- Work to do: Pull out every line of the items below that contains the string "DOKNR".

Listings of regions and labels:
──────────────────────────────

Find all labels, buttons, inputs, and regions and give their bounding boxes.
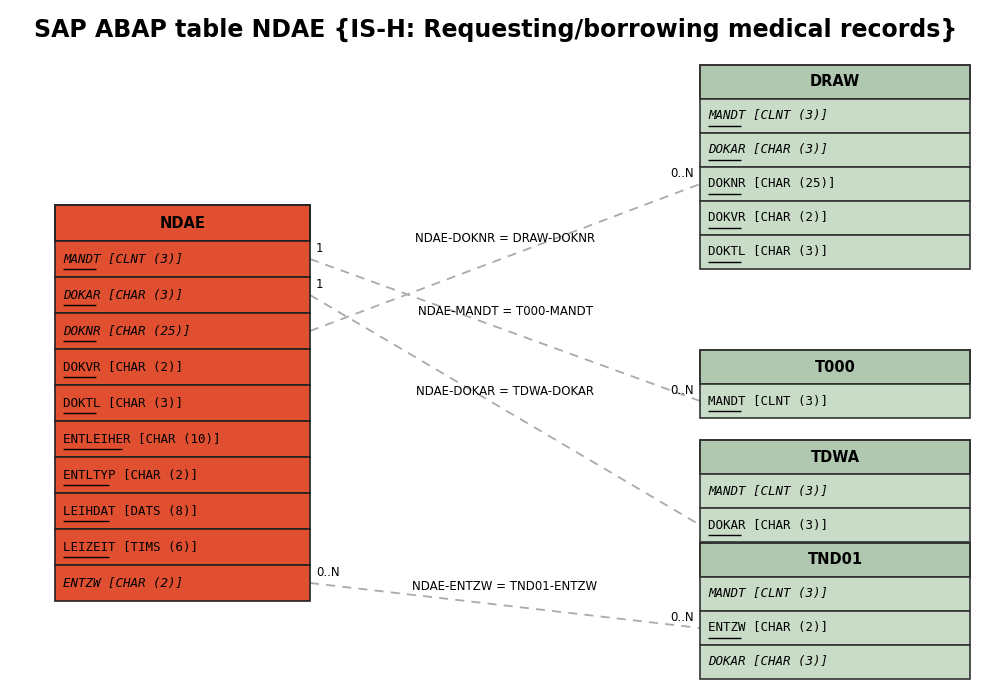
Text: NDAE-DOKNR = DRAW-DOKNR: NDAE-DOKNR = DRAW-DOKNR [415, 232, 595, 245]
Text: DOKNR [CHAR (25)]: DOKNR [CHAR (25)] [708, 178, 835, 191]
Bar [700, 235, 970, 269]
Text: LEIZEIT [TIMS (6)]: LEIZEIT [TIMS (6)] [63, 540, 198, 553]
Text: SAP ABAP table NDAE {IS-H: Requesting/borrowing medical records}: SAP ABAP table NDAE {IS-H: Requesting/bo… [34, 18, 957, 42]
Bar [700, 474, 970, 508]
Bar [700, 133, 970, 167]
Text: TND01: TND01 [808, 553, 862, 568]
Bar [55, 529, 310, 565]
Bar [55, 277, 310, 313]
Bar [700, 543, 970, 577]
Text: DOKVR [CHAR (2)]: DOKVR [CHAR (2)] [63, 361, 183, 374]
Bar [700, 65, 970, 99]
Text: MANDT [CLNT (3)]: MANDT [CLNT (3)] [708, 395, 828, 408]
Bar [700, 201, 970, 235]
Text: NDAE-MANDT = T000-MANDT: NDAE-MANDT = T000-MANDT [417, 305, 593, 318]
Text: 0..N: 0..N [670, 167, 694, 180]
Text: 1: 1 [316, 242, 323, 255]
Text: T000: T000 [815, 359, 855, 374]
Text: ENTLTYP [CHAR (2)]: ENTLTYP [CHAR (2)] [63, 469, 198, 482]
Text: MANDT [CLNT (3)]: MANDT [CLNT (3)] [708, 109, 828, 122]
Text: DRAW: DRAW [810, 74, 860, 89]
Bar [55, 565, 310, 601]
Text: DOKNR [CHAR (25)]: DOKNR [CHAR (25)] [63, 324, 190, 337]
Bar [700, 99, 970, 133]
Bar [55, 421, 310, 457]
Text: ENTZW [CHAR (2)]: ENTZW [CHAR (2)] [63, 576, 183, 589]
Text: 0..N: 0..N [670, 384, 694, 397]
Text: DOKAR [CHAR (3)]: DOKAR [CHAR (3)] [708, 656, 828, 669]
Bar [55, 385, 310, 421]
Text: MANDT [CLNT (3)]: MANDT [CLNT (3)] [708, 587, 828, 600]
Text: ENTLEIHER [CHAR (10)]: ENTLEIHER [CHAR (10)] [63, 432, 221, 445]
Text: DOKAR [CHAR (3)]: DOKAR [CHAR (3)] [708, 518, 828, 531]
Text: DOKVR [CHAR (2)]: DOKVR [CHAR (2)] [708, 212, 828, 225]
Text: 0..N: 0..N [316, 566, 340, 579]
Text: DOKAR [CHAR (3)]: DOKAR [CHAR (3)] [63, 288, 183, 301]
Text: DOKAR [CHAR (3)]: DOKAR [CHAR (3)] [708, 143, 828, 156]
Bar [700, 611, 970, 645]
Text: NDAE-DOKAR = TDWA-DOKAR: NDAE-DOKAR = TDWA-DOKAR [416, 385, 594, 398]
Text: LEIHDAT [DATS (8)]: LEIHDAT [DATS (8)] [63, 505, 198, 518]
Text: 0..N: 0..N [670, 611, 694, 624]
Text: NDAE-ENTZW = TND01-ENTZW: NDAE-ENTZW = TND01-ENTZW [412, 581, 598, 594]
Bar [55, 349, 310, 385]
Bar [700, 167, 970, 201]
Bar [55, 313, 310, 349]
Bar [700, 577, 970, 611]
Bar [700, 440, 970, 474]
Bar [700, 645, 970, 679]
Text: ENTZW [CHAR (2)]: ENTZW [CHAR (2)] [708, 622, 828, 635]
Text: DOKTL [CHAR (3)]: DOKTL [CHAR (3)] [708, 245, 828, 258]
Bar [55, 241, 310, 277]
Text: DOKTL [CHAR (3)]: DOKTL [CHAR (3)] [63, 397, 183, 410]
Text: 1: 1 [316, 278, 323, 291]
Text: MANDT [CLNT (3)]: MANDT [CLNT (3)] [63, 253, 183, 266]
Text: NDAE: NDAE [160, 216, 205, 230]
Bar [700, 350, 970, 384]
Text: MANDT [CLNT (3)]: MANDT [CLNT (3)] [708, 484, 828, 497]
Bar [55, 205, 310, 241]
Bar [55, 493, 310, 529]
Bar [700, 384, 970, 418]
Bar [700, 508, 970, 542]
Bar [55, 457, 310, 493]
Text: TDWA: TDWA [811, 449, 859, 464]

──────────────────────────────

- Complete answer:
Text: NDAE-DOKNR = DRAW-DOKNR: NDAE-DOKNR = DRAW-DOKNR [415, 232, 595, 245]
Text: DOKNR [CHAR (25)]: DOKNR [CHAR (25)] [708, 178, 835, 191]
Text: DOKNR [CHAR (25)]: DOKNR [CHAR (25)] [63, 324, 190, 337]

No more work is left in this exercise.